Copy out every one of the following lines exactly, keeping each character and the order unchanged.

┌──

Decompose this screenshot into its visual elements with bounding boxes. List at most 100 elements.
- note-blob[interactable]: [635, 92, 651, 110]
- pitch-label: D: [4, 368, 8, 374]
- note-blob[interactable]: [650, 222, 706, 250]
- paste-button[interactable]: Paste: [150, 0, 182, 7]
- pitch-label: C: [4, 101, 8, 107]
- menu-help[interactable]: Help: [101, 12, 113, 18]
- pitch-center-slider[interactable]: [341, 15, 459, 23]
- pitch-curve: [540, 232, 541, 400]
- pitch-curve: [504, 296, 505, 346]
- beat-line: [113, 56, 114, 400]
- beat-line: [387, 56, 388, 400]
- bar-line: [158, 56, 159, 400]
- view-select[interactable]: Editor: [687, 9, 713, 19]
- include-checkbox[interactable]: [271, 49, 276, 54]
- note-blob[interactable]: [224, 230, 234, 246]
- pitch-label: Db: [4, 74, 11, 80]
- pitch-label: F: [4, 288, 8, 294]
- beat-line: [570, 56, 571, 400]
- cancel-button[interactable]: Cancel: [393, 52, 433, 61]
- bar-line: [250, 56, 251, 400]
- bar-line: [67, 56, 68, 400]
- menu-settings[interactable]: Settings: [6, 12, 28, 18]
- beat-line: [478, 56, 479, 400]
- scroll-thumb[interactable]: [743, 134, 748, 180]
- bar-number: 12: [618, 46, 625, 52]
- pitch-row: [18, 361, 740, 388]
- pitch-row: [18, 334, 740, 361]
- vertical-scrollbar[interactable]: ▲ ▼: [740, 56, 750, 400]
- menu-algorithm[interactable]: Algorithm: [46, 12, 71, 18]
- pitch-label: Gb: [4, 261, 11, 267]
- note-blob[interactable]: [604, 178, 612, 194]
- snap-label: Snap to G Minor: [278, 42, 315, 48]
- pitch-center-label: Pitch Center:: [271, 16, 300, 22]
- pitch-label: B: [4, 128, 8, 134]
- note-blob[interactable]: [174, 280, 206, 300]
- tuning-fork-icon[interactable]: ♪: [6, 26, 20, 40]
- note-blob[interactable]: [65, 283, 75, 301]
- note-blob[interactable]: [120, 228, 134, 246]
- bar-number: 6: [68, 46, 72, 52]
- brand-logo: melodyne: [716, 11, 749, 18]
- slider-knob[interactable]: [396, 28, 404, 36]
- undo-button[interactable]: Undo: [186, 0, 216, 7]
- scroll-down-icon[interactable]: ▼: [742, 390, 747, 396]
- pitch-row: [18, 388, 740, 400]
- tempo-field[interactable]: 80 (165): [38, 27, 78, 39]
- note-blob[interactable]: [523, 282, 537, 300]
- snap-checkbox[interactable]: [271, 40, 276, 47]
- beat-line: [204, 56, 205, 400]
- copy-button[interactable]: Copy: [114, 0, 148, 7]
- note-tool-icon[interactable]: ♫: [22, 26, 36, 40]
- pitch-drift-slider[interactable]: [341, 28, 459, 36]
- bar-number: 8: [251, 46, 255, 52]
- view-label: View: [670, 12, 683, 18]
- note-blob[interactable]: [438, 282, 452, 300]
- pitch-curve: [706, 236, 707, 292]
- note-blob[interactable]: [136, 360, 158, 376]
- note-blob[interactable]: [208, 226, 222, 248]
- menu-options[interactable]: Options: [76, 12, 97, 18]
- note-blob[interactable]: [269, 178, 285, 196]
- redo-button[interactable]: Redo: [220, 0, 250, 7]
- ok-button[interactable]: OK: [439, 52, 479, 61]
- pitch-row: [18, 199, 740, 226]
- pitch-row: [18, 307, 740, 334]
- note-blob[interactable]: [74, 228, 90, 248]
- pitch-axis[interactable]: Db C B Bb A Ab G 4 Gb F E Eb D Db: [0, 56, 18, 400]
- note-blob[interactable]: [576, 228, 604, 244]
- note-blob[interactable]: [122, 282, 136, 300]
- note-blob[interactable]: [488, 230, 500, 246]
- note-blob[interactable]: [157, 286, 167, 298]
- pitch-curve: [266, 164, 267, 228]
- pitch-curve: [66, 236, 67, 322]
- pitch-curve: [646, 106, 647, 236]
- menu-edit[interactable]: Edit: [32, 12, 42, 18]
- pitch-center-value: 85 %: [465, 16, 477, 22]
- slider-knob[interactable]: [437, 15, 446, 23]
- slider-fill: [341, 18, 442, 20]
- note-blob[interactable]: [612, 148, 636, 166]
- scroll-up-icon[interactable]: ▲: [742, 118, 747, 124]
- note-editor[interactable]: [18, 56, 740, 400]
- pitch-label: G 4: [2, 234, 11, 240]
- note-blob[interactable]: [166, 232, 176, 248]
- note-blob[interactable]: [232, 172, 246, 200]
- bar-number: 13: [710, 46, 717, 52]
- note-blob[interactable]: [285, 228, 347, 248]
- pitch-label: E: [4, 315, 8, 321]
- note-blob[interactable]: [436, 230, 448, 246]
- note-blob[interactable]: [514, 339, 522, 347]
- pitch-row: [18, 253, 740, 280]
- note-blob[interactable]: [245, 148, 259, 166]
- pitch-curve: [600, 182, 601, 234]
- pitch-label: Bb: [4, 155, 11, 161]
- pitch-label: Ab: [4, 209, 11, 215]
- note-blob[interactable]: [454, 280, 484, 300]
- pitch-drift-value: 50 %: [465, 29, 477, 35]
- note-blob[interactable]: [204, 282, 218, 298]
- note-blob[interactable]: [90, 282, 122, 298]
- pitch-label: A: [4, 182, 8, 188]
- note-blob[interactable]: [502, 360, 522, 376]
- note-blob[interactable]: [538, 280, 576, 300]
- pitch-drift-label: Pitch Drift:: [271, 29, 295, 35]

└──

# FINISHED ANSWER
Decompose this screenshot into its visual elements with bounding boxes. List at most 100 elements.
- note-blob[interactable]: [635, 92, 651, 110]
- pitch-label: D: [4, 368, 8, 374]
- note-blob[interactable]: [650, 222, 706, 250]
- paste-button[interactable]: Paste: [150, 0, 182, 7]
- pitch-label: C: [4, 101, 8, 107]
- menu-help[interactable]: Help: [101, 12, 113, 18]
- pitch-center-slider[interactable]: [341, 15, 459, 23]
- pitch-curve: [540, 232, 541, 400]
- pitch-curve: [504, 296, 505, 346]
- beat-line: [113, 56, 114, 400]
- beat-line: [387, 56, 388, 400]
- bar-line: [158, 56, 159, 400]
- view-select[interactable]: Editor: [687, 9, 713, 19]
- include-checkbox[interactable]: [271, 49, 276, 54]
- note-blob[interactable]: [224, 230, 234, 246]
- pitch-label: Db: [4, 74, 11, 80]
- pitch-label: F: [4, 288, 8, 294]
- beat-line: [570, 56, 571, 400]
- cancel-button[interactable]: Cancel: [393, 52, 433, 61]
- bar-line: [250, 56, 251, 400]
- bar-line: [67, 56, 68, 400]
- menu-settings[interactable]: Settings: [6, 12, 28, 18]
- beat-line: [478, 56, 479, 400]
- scroll-thumb[interactable]: [743, 134, 748, 180]
- bar-number: 12: [618, 46, 625, 52]
- pitch-row: [18, 361, 740, 388]
- pitch-row: [18, 334, 740, 361]
- vertical-scrollbar[interactable]: ▲ ▼: [740, 56, 750, 400]
- menu-algorithm[interactable]: Algorithm: [46, 12, 71, 18]
- pitch-label: Gb: [4, 261, 11, 267]
- note-blob[interactable]: [604, 178, 612, 194]
- snap-label: Snap to G Minor: [278, 42, 315, 48]
- pitch-center-label: Pitch Center:: [271, 16, 300, 22]
- pitch-label: B: [4, 128, 8, 134]
- note-blob[interactable]: [174, 280, 206, 300]
- tuning-fork-icon[interactable]: ♪: [6, 26, 20, 40]
- note-blob[interactable]: [65, 283, 75, 301]
- note-blob[interactable]: [120, 228, 134, 246]
- bar-number: 6: [68, 46, 72, 52]
- brand-logo: melodyne: [716, 11, 749, 18]
- slider-knob[interactable]: [396, 28, 404, 36]
- undo-button[interactable]: Undo: [186, 0, 216, 7]
- scroll-down-icon[interactable]: ▼: [742, 390, 747, 396]
- pitch-row: [18, 388, 740, 400]
- tempo-field[interactable]: 80 (165): [38, 27, 78, 39]
- note-blob[interactable]: [523, 282, 537, 300]
- snap-checkbox[interactable]: [271, 40, 276, 47]
- beat-line: [204, 56, 205, 400]
- copy-button[interactable]: Copy: [114, 0, 148, 7]
- note-tool-icon[interactable]: ♫: [22, 26, 36, 40]
- pitch-drift-slider[interactable]: [341, 28, 459, 36]
- bar-number: 8: [251, 46, 255, 52]
- view-label: View: [670, 12, 683, 18]
- note-blob[interactable]: [438, 282, 452, 300]
- pitch-curve: [706, 236, 707, 292]
- note-blob[interactable]: [136, 360, 158, 376]
- note-blob[interactable]: [208, 226, 222, 248]
- menu-options[interactable]: Options: [76, 12, 97, 18]
- note-blob[interactable]: [269, 178, 285, 196]
- redo-button[interactable]: Redo: [220, 0, 250, 7]
- ok-button[interactable]: OK: [439, 52, 479, 61]
- pitch-row: [18, 199, 740, 226]
- pitch-row: [18, 307, 740, 334]
- note-blob[interactable]: [74, 228, 90, 248]
- pitch-axis[interactable]: Db C B Bb A Ab G 4 Gb F E Eb D Db: [0, 56, 18, 400]
- note-blob[interactable]: [576, 228, 604, 244]
- note-blob[interactable]: [122, 282, 136, 300]
- note-blob[interactable]: [488, 230, 500, 246]
- note-blob[interactable]: [157, 286, 167, 298]
- pitch-curve: [266, 164, 267, 228]
- pitch-curve: [66, 236, 67, 322]
- pitch-curve: [646, 106, 647, 236]
- menu-edit[interactable]: Edit: [32, 12, 42, 18]
- pitch-center-value: 85 %: [465, 16, 477, 22]
- slider-knob[interactable]: [437, 15, 446, 23]
- slider-fill: [341, 18, 442, 20]
- note-blob[interactable]: [612, 148, 636, 166]
- scroll-up-icon[interactable]: ▲: [742, 118, 747, 124]
- note-editor[interactable]: [18, 56, 740, 400]
- pitch-label: G 4: [2, 234, 11, 240]
- note-blob[interactable]: [166, 232, 176, 248]
- note-blob[interactable]: [232, 172, 246, 200]
- bar-number: 13: [710, 46, 717, 52]
- note-blob[interactable]: [285, 228, 347, 248]
- pitch-label: E: [4, 315, 8, 321]
- note-blob[interactable]: [436, 230, 448, 246]
- note-blob[interactable]: [514, 339, 522, 347]
- pitch-row: [18, 253, 740, 280]
- note-blob[interactable]: [245, 148, 259, 166]
- pitch-curve: [600, 182, 601, 234]
- pitch-label: Bb: [4, 155, 11, 161]
- pitch-label: Ab: [4, 209, 11, 215]
- note-blob[interactable]: [454, 280, 484, 300]
- pitch-drift-value: 50 %: [465, 29, 477, 35]
- note-blob[interactable]: [204, 282, 218, 298]
- note-blob[interactable]: [90, 282, 122, 298]
- pitch-label: A: [4, 182, 8, 188]
- note-blob[interactable]: [502, 360, 522, 376]
- note-blob[interactable]: [538, 280, 576, 300]
- pitch-drift-label: Pitch Drift:: [271, 29, 295, 35]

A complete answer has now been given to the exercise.